- [Aim of the exercise]:
Using the listing beneath this task, count the lines with the word "benefits" and write only the result.

- [Input material]:

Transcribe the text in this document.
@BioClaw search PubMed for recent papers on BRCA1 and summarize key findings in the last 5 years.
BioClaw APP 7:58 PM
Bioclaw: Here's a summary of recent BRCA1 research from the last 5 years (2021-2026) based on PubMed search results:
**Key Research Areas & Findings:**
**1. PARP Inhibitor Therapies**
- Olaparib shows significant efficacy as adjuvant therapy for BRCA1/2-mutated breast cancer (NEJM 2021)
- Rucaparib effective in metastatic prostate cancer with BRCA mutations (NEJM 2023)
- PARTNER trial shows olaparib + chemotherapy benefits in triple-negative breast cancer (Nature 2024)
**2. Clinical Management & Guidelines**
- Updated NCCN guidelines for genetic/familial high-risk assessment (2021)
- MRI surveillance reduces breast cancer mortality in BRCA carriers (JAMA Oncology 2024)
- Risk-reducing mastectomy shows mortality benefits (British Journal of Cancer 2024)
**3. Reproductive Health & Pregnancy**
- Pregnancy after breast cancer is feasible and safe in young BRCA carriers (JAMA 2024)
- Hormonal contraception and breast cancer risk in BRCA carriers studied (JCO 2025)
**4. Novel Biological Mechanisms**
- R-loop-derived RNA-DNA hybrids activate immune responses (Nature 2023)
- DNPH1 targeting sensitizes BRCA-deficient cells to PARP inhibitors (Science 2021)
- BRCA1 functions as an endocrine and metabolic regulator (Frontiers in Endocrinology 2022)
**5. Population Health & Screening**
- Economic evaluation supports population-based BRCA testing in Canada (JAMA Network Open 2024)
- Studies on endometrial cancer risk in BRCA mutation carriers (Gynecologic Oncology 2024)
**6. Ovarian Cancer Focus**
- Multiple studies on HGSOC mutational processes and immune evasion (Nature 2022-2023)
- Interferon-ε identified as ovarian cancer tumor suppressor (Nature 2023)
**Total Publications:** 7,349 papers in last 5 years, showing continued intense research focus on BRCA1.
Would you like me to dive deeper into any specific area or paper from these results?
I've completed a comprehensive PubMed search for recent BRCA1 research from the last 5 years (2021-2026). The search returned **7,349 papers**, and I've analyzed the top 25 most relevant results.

- [Solved problem]:
2